WHAT TO DO
Write the material out again in full, exactly.

━━━

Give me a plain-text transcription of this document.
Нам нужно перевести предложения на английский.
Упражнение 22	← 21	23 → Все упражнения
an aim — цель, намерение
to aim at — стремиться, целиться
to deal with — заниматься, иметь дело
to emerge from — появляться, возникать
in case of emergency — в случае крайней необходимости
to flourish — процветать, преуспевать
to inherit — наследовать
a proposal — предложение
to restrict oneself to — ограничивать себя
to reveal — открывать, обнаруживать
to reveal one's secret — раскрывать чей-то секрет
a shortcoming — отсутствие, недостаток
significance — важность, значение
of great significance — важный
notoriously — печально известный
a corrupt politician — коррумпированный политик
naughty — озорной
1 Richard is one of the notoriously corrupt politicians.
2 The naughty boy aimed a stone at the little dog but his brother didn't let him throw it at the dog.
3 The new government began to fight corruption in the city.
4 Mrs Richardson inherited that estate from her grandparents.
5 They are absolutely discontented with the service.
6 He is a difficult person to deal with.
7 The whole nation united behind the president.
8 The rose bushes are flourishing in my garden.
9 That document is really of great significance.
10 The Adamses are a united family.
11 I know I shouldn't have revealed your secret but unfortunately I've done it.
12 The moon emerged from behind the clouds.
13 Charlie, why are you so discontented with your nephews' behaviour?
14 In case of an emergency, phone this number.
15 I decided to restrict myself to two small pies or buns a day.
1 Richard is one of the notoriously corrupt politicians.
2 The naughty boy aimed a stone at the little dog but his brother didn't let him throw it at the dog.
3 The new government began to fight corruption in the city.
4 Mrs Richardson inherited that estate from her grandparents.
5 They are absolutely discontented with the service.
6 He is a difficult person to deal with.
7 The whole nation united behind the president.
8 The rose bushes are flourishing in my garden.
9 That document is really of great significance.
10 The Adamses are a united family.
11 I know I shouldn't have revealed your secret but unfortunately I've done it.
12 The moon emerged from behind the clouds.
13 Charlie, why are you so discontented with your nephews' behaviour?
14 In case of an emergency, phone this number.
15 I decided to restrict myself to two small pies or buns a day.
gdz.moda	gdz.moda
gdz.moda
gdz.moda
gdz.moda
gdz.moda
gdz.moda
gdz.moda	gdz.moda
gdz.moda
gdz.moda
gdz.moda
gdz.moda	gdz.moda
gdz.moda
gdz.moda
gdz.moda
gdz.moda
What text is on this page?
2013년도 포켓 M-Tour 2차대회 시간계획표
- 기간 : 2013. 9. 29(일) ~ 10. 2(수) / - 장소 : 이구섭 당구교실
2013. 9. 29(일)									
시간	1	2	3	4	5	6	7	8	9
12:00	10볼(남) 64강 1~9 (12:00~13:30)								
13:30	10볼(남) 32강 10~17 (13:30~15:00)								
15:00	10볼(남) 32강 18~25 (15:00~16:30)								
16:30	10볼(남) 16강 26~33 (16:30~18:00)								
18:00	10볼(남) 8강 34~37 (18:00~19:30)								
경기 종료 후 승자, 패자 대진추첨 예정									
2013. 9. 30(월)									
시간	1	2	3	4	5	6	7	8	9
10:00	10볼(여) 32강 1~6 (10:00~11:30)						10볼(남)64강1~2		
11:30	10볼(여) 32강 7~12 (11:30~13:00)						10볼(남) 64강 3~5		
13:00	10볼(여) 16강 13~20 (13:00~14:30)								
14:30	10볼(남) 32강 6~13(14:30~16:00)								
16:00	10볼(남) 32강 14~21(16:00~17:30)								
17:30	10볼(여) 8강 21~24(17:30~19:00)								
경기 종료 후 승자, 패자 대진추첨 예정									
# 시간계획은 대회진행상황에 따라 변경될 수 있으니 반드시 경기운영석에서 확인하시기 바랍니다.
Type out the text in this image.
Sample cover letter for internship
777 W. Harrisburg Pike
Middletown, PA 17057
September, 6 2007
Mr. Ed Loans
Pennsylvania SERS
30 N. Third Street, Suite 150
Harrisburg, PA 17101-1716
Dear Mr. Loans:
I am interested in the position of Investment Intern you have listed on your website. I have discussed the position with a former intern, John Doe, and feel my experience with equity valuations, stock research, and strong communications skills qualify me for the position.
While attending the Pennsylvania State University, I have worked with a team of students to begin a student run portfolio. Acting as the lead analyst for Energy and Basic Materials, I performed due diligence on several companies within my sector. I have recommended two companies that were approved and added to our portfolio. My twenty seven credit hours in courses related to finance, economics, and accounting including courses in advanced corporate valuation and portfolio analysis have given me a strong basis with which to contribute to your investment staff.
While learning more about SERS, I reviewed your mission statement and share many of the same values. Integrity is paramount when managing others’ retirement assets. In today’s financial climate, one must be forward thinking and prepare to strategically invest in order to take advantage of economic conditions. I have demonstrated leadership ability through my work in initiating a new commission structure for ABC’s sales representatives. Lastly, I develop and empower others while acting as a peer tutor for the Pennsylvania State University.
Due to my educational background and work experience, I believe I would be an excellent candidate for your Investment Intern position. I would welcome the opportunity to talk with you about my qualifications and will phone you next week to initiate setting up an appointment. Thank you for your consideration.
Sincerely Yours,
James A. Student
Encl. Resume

━━━

ANSWER TO THE EXERCISE
Give me a plain-text transcription of this document.
Нам нужно перевести предложения на английский.
Упражнение 22	← 21	23 → Все упражнения
an aim — цель, намерение
to aim at — стремиться, целиться
to deal with — заниматься, иметь дело
to emerge from — появляться, возникать
in case of emergency — в случае крайней необходимости
to flourish — процветать, преуспевать
to inherit — наследовать
a proposal — предложение
to restrict oneself to — ограничивать себя
to reveal — открывать, обнаруживать
to reveal one's secret — раскрывать чей-то секрет
a shortcoming — отсутствие, недостаток
significance — важность, значение
of great significance — важный
notoriously — печально известный
a corrupt politician — коррумпированный политик
naughty — озорной
1 Richard is one of the notoriously corrupt politicians.
2 The naughty boy aimed a stone at the little dog but his brother didn't let him throw it at the dog.
3 The new government began to fight corruption in the city.
4 Mrs Richardson inherited that estate from her grandparents.
5 They are absolutely discontented with the service.
6 He is a difficult person to deal with.
7 The whole nation united behind the president.
8 The rose bushes are flourishing in my garden.
9 That document is really of great significance.
10 The Adamses are a united family.
11 I know I shouldn't have revealed your secret but unfortunately I've done it.
12 The moon emerged from behind the clouds.
13 Charlie, why are you so discontented with your nephews' behaviour?
14 In case of an emergency, phone this number.
15 I decided to restrict myself to two small pies or buns a day.
1 Richard is one of the notoriously corrupt politicians.
2 The naughty boy aimed a stone at the little dog but his brother didn't let him throw it at the dog.
3 The new government began to fight corruption in the city.
4 Mrs Richardson inherited that estate from her grandparents.
5 They are absolutely discontented with the service.
6 He is a difficult person to deal with.
7 The whole nation united behind the president.
8 The rose bushes are flourishing in my garden.
9 That document is really of great significance.
10 The Adamses are a united family.
11 I know I shouldn't have revealed your secret but unfortunately I've done it.
12 The moon emerged from behind the clouds.
13 Charlie, why are you so discontented with your nephews' behaviour?
14 In case of an emergency, phone this number.
15 I decided to restrict myself to two small pies or buns a day.
gdz.moda	gdz.moda
gdz.moda
gdz.moda
gdz.moda
gdz.moda
gdz.moda
gdz.moda	gdz.moda
gdz.moda
gdz.moda
gdz.moda
gdz.moda	gdz.moda
gdz.moda
gdz.moda
gdz.moda
gdz.moda
What text is on this page?
2013년도 포켓 M-Tour 2차대회 시간계획표
- 기간 : 2013. 9. 29(일) ~ 10. 2(수) / - 장소 : 이구섭 당구교실
2013. 9. 29(일)									
시간	1	2	3	4	5	6	7	8	9
12:00	10볼(남) 64강 1~9 (12:00~13:30)								
13:30	10볼(남) 32강 10~17 (13:30~15:00)								
15:00	10볼(남) 32강 18~25 (15:00~16:30)								
16:30	10볼(남) 16강 26~33 (16:30~18:00)								
18:00	10볼(남) 8강 34~37 (18:00~19:30)								
경기 종료 후 승자, 패자 대진추첨 예정									
2013. 9. 30(월)									
시간	1	2	3	4	5	6	7	8	9
10:00	10볼(여) 32강 1~6 (10:00~11:30)						10볼(남)64강1~2		
11:30	10볼(여) 32강 7~12 (11:30~13:00)						10볼(남) 64강 3~5		
13:00	10볼(여) 16강 13~20 (13:00~14:30)								
14:30	10볼(남) 32강 6~13(14:30~16:00)								
16:00	10볼(남) 32강 14~21(16:00~17:30)								
17:30	10볼(여) 8강 21~24(17:30~19:00)								
경기 종료 후 승자, 패자 대진추첨 예정									
# 시간계획은 대회진행상황에 따라 변경될 수 있으니 반드시 경기운영석에서 확인하시기 바랍니다.
Type out the text in this image.
Sample cover letter for internship
777 W. Harrisburg Pike
Middletown, PA 17057
September, 6 2007
Mr. Ed Loans
Pennsylvania SERS
30 N. Third Street, Suite 150
Harrisburg, PA 17101-1716
Dear Mr. Loans:
I am interested in the position of Investment Intern you have listed on your website. I have discussed the position with a former intern, John Doe, and feel my experience with equity valuations, stock research, and strong communications skills qualify me for the position.
While attending the Pennsylvania State University, I have worked with a team of students to begin a student run portfolio. Acting as the lead analyst for Energy and Basic Materials, I performed due diligence on several companies within my sector. I have recommended two companies that were approved and added to our portfolio. My twenty seven credit hours in courses related to finance, economics, and accounting including courses in advanced corporate valuation and portfolio analysis have given me a strong basis with which to contribute to your investment staff.
While learning more about SERS, I reviewed your mission statement and share many of the same values. Integrity is paramount when managing others’ retirement assets. In today’s financial climate, one must be forward thinking and prepare to strategically invest in order to take advantage of economic conditions. I have demonstrated leadership ability through my work in initiating a new commission structure for ABC’s sales representatives. Lastly, I develop and empower others while acting as a peer tutor for the Pennsylvania State University.
Due to my educational background and work experience, I believe I would be an excellent candidate for your Investment Intern position. I would welcome the opportunity to talk with you about my qualifications and will phone you next week to initiate setting up an appointment. Thank you for your consideration.
Sincerely Yours,
James A. Student
Encl. Resume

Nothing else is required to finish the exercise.